┏━━

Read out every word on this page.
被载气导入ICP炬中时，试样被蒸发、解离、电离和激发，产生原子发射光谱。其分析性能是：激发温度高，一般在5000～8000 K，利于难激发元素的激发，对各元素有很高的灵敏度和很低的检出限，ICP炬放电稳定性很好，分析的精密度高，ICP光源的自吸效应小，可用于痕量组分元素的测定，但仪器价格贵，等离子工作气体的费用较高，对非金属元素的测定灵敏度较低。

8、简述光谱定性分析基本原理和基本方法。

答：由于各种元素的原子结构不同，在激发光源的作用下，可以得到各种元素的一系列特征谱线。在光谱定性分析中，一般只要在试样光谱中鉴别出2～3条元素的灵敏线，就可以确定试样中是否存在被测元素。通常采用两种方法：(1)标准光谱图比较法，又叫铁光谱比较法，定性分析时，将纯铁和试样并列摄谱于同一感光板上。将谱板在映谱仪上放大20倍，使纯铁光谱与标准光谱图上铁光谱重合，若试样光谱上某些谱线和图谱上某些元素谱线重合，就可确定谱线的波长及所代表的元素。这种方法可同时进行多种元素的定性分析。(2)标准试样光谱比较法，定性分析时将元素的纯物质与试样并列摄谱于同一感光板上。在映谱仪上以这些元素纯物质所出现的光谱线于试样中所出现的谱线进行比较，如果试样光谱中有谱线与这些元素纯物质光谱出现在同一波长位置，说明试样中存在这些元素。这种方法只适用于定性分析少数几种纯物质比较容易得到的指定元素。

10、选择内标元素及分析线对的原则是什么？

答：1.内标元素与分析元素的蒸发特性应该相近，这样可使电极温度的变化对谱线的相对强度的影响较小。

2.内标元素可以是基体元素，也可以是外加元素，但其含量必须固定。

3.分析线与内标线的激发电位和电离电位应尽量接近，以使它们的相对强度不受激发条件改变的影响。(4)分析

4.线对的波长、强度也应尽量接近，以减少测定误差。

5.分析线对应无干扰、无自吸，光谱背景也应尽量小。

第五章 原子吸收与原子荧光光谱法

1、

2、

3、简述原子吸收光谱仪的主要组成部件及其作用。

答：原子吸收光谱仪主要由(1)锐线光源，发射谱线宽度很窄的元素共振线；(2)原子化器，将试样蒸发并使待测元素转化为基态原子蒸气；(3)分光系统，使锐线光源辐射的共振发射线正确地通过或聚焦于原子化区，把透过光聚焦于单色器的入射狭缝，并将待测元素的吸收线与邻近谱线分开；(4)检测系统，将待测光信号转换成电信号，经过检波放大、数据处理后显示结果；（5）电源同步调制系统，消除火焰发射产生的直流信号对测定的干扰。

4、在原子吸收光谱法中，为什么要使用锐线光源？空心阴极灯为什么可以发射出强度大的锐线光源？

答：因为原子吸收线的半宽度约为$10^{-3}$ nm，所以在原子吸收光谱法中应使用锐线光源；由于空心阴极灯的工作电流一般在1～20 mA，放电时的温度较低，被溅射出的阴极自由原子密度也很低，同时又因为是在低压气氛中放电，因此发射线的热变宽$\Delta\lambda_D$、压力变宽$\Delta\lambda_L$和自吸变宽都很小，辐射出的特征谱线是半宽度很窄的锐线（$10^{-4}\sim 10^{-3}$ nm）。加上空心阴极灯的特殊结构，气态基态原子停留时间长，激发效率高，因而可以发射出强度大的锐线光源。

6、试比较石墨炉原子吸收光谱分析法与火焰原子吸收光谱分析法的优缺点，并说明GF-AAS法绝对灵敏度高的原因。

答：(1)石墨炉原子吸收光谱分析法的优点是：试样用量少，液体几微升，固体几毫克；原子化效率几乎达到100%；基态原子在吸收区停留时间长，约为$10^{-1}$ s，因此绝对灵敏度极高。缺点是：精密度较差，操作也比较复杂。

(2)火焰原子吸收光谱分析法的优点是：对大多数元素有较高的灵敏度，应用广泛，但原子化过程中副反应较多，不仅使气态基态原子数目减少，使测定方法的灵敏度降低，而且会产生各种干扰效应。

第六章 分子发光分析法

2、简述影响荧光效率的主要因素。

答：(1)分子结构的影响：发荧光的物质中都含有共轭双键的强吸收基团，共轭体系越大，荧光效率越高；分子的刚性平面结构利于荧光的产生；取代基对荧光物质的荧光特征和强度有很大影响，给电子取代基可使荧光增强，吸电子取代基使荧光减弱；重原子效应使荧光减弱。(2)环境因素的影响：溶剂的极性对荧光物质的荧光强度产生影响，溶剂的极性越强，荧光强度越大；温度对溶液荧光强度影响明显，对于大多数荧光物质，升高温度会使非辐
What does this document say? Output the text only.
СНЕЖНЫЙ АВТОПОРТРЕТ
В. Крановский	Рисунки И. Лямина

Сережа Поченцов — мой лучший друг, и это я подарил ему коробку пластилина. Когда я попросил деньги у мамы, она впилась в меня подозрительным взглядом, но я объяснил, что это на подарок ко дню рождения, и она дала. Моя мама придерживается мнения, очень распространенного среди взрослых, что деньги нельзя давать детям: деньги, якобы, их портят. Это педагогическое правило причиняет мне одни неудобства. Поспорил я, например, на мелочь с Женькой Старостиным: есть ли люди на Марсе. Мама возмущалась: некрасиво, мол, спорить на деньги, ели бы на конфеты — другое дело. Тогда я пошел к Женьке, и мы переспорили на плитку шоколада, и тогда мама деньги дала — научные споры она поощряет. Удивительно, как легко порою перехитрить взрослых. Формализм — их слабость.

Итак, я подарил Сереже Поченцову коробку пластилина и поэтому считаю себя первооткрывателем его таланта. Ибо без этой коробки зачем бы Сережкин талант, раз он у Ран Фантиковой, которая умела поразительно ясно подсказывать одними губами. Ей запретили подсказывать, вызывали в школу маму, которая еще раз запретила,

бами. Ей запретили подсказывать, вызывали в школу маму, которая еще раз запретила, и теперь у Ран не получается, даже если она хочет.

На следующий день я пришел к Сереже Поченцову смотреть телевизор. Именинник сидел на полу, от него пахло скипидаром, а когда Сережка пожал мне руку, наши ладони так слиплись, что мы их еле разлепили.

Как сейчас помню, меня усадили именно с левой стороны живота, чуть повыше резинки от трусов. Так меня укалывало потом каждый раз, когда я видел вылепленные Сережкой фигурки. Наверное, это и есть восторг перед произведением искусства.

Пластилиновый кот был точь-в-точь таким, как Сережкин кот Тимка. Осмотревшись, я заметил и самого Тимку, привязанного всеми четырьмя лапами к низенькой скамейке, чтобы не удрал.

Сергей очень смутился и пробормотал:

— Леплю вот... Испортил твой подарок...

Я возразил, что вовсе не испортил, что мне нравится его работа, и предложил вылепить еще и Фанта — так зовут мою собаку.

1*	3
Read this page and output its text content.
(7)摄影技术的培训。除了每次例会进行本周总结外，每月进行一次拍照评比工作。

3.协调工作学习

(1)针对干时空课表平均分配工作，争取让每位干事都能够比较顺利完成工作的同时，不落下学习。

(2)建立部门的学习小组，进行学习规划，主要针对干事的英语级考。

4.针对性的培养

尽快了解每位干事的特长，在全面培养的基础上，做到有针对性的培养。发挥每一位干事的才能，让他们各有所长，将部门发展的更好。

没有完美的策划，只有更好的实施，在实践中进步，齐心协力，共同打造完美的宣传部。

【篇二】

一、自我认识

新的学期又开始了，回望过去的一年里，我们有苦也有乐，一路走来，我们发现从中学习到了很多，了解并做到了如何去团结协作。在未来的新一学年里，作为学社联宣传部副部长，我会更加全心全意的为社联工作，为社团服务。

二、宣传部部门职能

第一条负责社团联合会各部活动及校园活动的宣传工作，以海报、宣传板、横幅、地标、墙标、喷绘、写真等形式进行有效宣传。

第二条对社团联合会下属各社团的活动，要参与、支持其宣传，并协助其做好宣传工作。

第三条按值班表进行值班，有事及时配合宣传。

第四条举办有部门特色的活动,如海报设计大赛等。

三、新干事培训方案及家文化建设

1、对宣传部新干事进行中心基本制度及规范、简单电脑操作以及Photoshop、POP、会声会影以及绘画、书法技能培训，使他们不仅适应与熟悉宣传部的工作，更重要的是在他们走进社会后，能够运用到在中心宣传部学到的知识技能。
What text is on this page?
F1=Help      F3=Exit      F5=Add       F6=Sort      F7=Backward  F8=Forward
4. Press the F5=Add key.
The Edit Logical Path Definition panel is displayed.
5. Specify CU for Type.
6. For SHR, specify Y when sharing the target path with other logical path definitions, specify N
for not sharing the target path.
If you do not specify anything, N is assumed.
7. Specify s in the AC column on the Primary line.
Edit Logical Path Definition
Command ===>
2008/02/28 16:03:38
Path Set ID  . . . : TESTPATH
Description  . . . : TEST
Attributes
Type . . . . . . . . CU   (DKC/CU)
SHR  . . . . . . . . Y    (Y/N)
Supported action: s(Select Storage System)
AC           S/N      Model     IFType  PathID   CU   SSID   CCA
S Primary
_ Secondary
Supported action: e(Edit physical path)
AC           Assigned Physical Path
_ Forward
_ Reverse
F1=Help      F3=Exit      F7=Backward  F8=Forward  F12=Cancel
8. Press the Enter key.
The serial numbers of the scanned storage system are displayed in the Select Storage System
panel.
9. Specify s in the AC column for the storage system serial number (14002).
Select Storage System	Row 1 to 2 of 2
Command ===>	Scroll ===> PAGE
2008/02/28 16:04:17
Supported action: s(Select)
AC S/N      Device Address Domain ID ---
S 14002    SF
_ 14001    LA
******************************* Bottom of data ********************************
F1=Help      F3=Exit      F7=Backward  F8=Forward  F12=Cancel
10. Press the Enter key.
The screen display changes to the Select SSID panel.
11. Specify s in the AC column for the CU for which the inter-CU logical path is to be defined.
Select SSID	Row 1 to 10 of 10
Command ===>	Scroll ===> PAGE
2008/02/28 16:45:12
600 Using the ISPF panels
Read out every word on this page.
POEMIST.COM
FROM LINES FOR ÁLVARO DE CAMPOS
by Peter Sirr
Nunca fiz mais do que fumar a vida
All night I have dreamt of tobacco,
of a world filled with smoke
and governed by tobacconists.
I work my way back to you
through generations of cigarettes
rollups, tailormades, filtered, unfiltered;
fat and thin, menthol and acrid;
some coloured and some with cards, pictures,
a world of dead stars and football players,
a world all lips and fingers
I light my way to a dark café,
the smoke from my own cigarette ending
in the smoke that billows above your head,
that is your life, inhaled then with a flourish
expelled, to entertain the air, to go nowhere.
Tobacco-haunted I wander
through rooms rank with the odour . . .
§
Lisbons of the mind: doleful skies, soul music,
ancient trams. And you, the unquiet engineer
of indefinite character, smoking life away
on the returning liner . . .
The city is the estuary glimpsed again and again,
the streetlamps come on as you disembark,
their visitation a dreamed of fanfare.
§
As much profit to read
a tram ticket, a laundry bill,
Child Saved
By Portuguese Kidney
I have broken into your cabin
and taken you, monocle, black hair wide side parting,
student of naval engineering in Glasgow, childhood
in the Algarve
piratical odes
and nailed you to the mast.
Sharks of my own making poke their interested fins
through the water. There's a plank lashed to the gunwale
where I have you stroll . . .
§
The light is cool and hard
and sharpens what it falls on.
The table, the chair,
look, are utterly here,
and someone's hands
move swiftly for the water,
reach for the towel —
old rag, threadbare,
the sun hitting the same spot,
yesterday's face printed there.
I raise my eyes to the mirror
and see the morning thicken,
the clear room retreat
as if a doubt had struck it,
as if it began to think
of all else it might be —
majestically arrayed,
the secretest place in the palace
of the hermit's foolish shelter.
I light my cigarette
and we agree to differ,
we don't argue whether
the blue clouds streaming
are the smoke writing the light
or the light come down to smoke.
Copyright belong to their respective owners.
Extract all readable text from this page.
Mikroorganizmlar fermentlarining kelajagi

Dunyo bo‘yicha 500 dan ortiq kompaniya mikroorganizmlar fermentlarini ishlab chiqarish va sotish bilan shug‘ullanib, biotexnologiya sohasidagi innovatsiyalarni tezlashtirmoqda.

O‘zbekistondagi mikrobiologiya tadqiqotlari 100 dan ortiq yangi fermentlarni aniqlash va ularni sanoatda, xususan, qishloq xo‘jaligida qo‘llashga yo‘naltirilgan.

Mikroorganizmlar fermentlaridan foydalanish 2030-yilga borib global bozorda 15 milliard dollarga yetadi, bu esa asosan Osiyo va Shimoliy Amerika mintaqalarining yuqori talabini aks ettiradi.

┗━━

Task goal: Reproduce exactly the lines from the one with "Extract all readable text from this page." through the end of the entries above, both ends included.

Full answer:
Extract all readable text from this page.
Mikroorganizmlar fermentlarining kelajagi

Dunyo bo‘yicha 500 dan ortiq kompaniya mikroorganizmlar fermentlarini ishlab chiqarish va sotish bilan shug‘ullanib, biotexnologiya sohasidagi innovatsiyalarni tezlashtirmoqda.

O‘zbekistondagi mikrobiologiya tadqiqotlari 100 dan ortiq yangi fermentlarni aniqlash va ularni sanoatda, xususan, qishloq xo‘jaligida qo‘llashga yo‘naltirilgan.

Mikroorganizmlar fermentlaridan foydalanish 2030-yilga borib global bozorda 15 milliard dollarga yetadi, bu esa asosan Osiyo va Shimoliy Amerika mintaqalarining yuqori talabini aks ettiradi.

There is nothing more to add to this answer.